* _ENTRIES SUPPLIED_:
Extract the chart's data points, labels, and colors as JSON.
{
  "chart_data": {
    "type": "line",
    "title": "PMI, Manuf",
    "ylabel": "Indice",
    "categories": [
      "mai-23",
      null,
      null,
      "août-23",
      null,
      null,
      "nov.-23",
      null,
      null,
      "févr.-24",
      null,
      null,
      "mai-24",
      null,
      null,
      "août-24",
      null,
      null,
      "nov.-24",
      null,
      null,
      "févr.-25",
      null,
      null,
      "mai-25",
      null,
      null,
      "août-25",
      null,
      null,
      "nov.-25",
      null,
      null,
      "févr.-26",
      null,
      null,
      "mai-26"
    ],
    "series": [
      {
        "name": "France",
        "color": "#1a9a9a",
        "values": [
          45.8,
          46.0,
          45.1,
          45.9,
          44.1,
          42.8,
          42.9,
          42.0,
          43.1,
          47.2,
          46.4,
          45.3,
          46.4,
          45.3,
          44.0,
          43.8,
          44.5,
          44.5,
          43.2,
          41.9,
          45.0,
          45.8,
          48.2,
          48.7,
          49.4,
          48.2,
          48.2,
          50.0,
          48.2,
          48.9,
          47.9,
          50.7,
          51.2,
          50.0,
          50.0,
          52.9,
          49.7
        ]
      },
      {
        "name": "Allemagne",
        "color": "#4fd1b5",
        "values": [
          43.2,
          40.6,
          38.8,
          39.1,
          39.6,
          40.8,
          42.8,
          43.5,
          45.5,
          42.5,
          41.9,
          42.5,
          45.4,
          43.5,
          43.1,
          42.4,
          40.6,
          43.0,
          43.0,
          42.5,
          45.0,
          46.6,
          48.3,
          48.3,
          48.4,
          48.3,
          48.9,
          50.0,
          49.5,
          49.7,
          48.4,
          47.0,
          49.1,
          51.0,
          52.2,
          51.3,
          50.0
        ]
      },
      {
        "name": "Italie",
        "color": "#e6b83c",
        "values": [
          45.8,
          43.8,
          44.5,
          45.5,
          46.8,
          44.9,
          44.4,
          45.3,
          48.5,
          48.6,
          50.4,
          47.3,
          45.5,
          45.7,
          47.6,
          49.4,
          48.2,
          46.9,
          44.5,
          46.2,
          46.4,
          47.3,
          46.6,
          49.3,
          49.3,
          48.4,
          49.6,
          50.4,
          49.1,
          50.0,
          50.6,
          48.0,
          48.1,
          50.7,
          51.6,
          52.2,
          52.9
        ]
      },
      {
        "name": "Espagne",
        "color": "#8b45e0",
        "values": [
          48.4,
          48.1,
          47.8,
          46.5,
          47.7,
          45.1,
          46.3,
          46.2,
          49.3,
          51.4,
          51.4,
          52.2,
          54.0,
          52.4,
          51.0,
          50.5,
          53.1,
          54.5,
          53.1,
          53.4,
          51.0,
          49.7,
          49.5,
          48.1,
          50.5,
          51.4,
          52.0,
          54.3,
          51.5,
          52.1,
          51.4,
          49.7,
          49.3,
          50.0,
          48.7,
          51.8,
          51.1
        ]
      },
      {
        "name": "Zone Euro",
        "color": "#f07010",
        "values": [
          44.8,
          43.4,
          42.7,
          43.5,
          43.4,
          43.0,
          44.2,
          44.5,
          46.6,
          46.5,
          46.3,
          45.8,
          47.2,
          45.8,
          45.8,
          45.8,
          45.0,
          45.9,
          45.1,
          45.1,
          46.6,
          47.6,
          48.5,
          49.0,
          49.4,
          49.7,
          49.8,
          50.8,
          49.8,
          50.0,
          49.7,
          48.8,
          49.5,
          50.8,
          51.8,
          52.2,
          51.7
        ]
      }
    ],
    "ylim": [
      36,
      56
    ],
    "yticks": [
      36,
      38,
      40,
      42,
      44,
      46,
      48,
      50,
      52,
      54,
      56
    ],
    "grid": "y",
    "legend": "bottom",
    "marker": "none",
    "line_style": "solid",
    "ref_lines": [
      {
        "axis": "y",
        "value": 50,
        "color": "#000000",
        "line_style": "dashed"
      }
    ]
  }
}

* _SET EXERCISE_:
Copy the material above back out, exactly as written.

* _CORRECT ANSWER_:
Extract the chart's data points, labels, and colors as JSON.
{
  "chart_data": {
    "type": "line",
    "title": "PMI, Manuf",
    "ylabel": "Indice",
    "categories": [
      "mai-23",
      null,
      null,
      "août-23",
      null,
      null,
      "nov.-23",
      null,
      null,
      "févr.-24",
      null,
      null,
      "mai-24",
      null,
      null,
      "août-24",
      null,
      null,
      "nov.-24",
      null,
      null,
      "févr.-25",
      null,
      null,
      "mai-25",
      null,
      null,
      "août-25",
      null,
      null,
      "nov.-25",
      null,
      null,
      "févr.-26",
      null,
      null,
      "mai-26"
    ],
    "series": [
      {
        "name": "France",
        "color": "#1a9a9a",
        "values": [
          45.8,
          46.0,
          45.1,
          45.9,
          44.1,
          42.8,
          42.9,
          42.0,
          43.1,
          47.2,
          46.4,
          45.3,
          46.4,
          45.3,
          44.0,
          43.8,
          44.5,
          44.5,
          43.2,
          41.9,
          45.0,
          45.8,
          48.2,
          48.7,
          49.4,
          48.2,
          48.2,
          50.0,
          48.2,
          48.9,
          47.9,
          50.7,
          51.2,
          50.0,
          50.0,
          52.9,
          49.7
        ]
      },
      {
        "name": "Allemagne",
        "color": "#4fd1b5",
        "values": [
          43.2,
          40.6,
          38.8,
          39.1,
          39.6,
          40.8,
          42.8,
          43.5,
          45.5,
          42.5,
          41.9,
          42.5,
          45.4,
          43.5,
          43.1,
          42.4,
          40.6,
          43.0,
          43.0,
          42.5,
          45.0,
          46.6,
          48.3,
          48.3,
          48.4,
          48.3,
          48.9,
          50.0,
          49.5,
          49.7,
          48.4,
          47.0,
          49.1,
          51.0,
          52.2,
          51.3,
          50.0
        ]
      },
      {
        "name": "Italie",
        "color": "#e6b83c",
        "values": [
          45.8,
          43.8,
          44.5,
          45.5,
          46.8,
          44.9,
          44.4,
          45.3,
          48.5,
          48.6,
          50.4,
          47.3,
          45.5,
          45.7,
          47.6,
          49.4,
          48.2,
          46.9,
          44.5,
          46.2,
          46.4,
          47.3,
          46.6,
          49.3,
          49.3,
          48.4,
          49.6,
          50.4,
          49.1,
          50.0,
          50.6,
          48.0,
          48.1,
          50.7,
          51.6,
          52.2,
          52.9
        ]
      },
      {
        "name": "Espagne",
        "color": "#8b45e0",
        "values": [
          48.4,
          48.1,
          47.8,
          46.5,
          47.7,
          45.1,
          46.3,
          46.2,
          49.3,
          51.4,
          51.4,
          52.2,
          54.0,
          52.4,
          51.0,
          50.5,
          53.1,
          54.5,
          53.1,
          53.4,
          51.0,
          49.7,
          49.5,
          48.1,
          50.5,
          51.4,
          52.0,
          54.3,
          51.5,
          52.1,
          51.4,
          49.7,
          49.3,
          50.0,
          48.7,
          51.8,
          51.1
        ]
      },
      {
        "name": "Zone Euro",
        "color": "#f07010",
        "values": [
          44.8,
          43.4,
          42.7,
          43.5,
          43.4,
          43.0,
          44.2,
          44.5,
          46.6,
          46.5,
          46.3,
          45.8,
          47.2,
          45.8,
          45.8,
          45.8,
          45.0,
          45.9,
          45.1,
          45.1,
          46.6,
          47.6,
          48.5,
          49.0,
          49.4,
          49.7,
          49.8,
          50.8,
          49.8,
          50.0,
          49.7,
          48.8,
          49.5,
          50.8,
          51.8,
          52.2,
          51.7
        ]
      }
    ],
    "ylim": [
      36,
      56
    ],
    "yticks": [
      36,
      38,
      40,
      42,
      44,
      46,
      48,
      50,
      52,
      54,
      56
    ],
    "grid": "y",
    "legend": "bottom",
    "marker": "none",
    "line_style": "solid",
    "ref_lines": [
      {
        "axis": "y",
        "value": 50,
        "color": "#000000",
        "line_style": "dashed"
      }
    ]
  }
}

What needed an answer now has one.